WHAT IS REQUIRED
The entries below contain pictures. Retype everything except those pictures, exactly as given.

START MATERIAL FOR THE TASK

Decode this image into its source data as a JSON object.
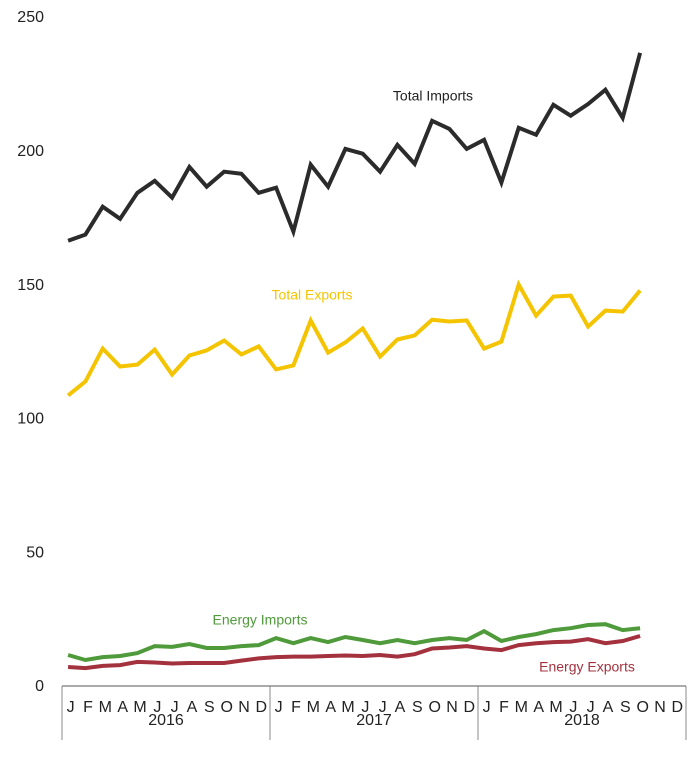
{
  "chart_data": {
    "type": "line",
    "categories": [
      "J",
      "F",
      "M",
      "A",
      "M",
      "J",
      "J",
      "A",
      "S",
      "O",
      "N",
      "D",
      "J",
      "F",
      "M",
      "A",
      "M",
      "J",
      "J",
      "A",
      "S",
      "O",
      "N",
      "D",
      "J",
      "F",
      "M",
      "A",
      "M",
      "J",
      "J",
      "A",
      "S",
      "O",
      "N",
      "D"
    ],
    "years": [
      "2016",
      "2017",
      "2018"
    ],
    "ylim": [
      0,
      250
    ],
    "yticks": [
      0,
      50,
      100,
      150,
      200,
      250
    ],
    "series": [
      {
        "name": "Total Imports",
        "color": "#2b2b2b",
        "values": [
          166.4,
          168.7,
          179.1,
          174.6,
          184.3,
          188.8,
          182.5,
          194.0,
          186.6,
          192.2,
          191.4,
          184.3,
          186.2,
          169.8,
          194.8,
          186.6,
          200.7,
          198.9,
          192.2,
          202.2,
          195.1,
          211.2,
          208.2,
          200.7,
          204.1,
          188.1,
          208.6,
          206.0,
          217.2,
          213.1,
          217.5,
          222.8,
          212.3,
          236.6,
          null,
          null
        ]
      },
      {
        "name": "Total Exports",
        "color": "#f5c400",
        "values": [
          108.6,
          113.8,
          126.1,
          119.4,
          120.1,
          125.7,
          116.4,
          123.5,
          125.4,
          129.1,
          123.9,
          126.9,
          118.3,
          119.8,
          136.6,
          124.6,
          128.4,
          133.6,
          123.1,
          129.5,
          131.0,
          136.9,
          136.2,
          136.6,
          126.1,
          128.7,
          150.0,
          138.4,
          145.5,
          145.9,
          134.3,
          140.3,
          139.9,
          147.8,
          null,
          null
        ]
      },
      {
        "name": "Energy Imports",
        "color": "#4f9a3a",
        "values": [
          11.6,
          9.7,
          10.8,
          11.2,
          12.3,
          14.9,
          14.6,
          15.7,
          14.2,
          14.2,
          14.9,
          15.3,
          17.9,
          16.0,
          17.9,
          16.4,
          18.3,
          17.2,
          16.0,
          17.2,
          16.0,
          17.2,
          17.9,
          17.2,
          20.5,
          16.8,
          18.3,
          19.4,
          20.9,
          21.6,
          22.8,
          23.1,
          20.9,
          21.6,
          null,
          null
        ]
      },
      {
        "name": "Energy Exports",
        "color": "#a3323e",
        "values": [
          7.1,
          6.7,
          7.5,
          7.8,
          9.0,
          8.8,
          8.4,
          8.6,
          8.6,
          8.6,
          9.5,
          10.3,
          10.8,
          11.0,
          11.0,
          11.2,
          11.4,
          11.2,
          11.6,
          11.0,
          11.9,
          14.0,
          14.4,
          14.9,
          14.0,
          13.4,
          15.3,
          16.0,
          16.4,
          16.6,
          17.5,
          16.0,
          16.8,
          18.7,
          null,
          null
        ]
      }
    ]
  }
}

END MATERIAL FOR THE TASK

ANSWER TO THIS TASK
Decode this image into its source data as a JSON object.
{
  "chart_data": {
    "type": "line",
    "categories": [
      "J",
      "F",
      "M",
      "A",
      "M",
      "J",
      "J",
      "A",
      "S",
      "O",
      "N",
      "D",
      "J",
      "F",
      "M",
      "A",
      "M",
      "J",
      "J",
      "A",
      "S",
      "O",
      "N",
      "D",
      "J",
      "F",
      "M",
      "A",
      "M",
      "J",
      "J",
      "A",
      "S",
      "O",
      "N",
      "D"
    ],
    "years": [
      "2016",
      "2017",
      "2018"
    ],
    "ylim": [
      0,
      250
    ],
    "yticks": [
      0,
      50,
      100,
      150,
      200,
      250
    ],
    "series": [
      {
        "name": "Total Imports",
        "color": "#2b2b2b",
        "values": [
          166.4,
          168.7,
          179.1,
          174.6,
          184.3,
          188.8,
          182.5,
          194.0,
          186.6,
          192.2,
          191.4,
          184.3,
          186.2,
          169.8,
          194.8,
          186.6,
          200.7,
          198.9,
          192.2,
          202.2,
          195.1,
          211.2,
          208.2,
          200.7,
          204.1,
          188.1,
          208.6,
          206.0,
          217.2,
          213.1,
          217.5,
          222.8,
          212.3,
          236.6,
          null,
          null
        ]
      },
      {
        "name": "Total Exports",
        "color": "#f5c400",
        "values": [
          108.6,
          113.8,
          126.1,
          119.4,
          120.1,
          125.7,
          116.4,
          123.5,
          125.4,
          129.1,
          123.9,
          126.9,
          118.3,
          119.8,
          136.6,
          124.6,
          128.4,
          133.6,
          123.1,
          129.5,
          131.0,
          136.9,
          136.2,
          136.6,
          126.1,
          128.7,
          150.0,
          138.4,
          145.5,
          145.9,
          134.3,
          140.3,
          139.9,
          147.8,
          null,
          null
        ]
      },
      {
        "name": "Energy Imports",
        "color": "#4f9a3a",
        "values": [
          11.6,
          9.7,
          10.8,
          11.2,
          12.3,
          14.9,
          14.6,
          15.7,
          14.2,
          14.2,
          14.9,
          15.3,
          17.9,
          16.0,
          17.9,
          16.4,
          18.3,
          17.2,
          16.0,
          17.2,
          16.0,
          17.2,
          17.9,
          17.2,
          20.5,
          16.8,
          18.3,
          19.4,
          20.9,
          21.6,
          22.8,
          23.1,
          20.9,
          21.6,
          null,
          null
        ]
      },
      {
        "name": "Energy Exports",
        "color": "#a3323e",
        "values": [
          7.1,
          6.7,
          7.5,
          7.8,
          9.0,
          8.8,
          8.4,
          8.6,
          8.6,
          8.6,
          9.5,
          10.3,
          10.8,
          11.0,
          11.0,
          11.2,
          11.4,
          11.2,
          11.6,
          11.0,
          11.9,
          14.0,
          14.4,
          14.9,
          14.0,
          13.4,
          15.3,
          16.0,
          16.4,
          16.6,
          17.5,
          16.0,
          16.8,
          18.7,
          null,
          null
        ]
      }
    ]
  }
}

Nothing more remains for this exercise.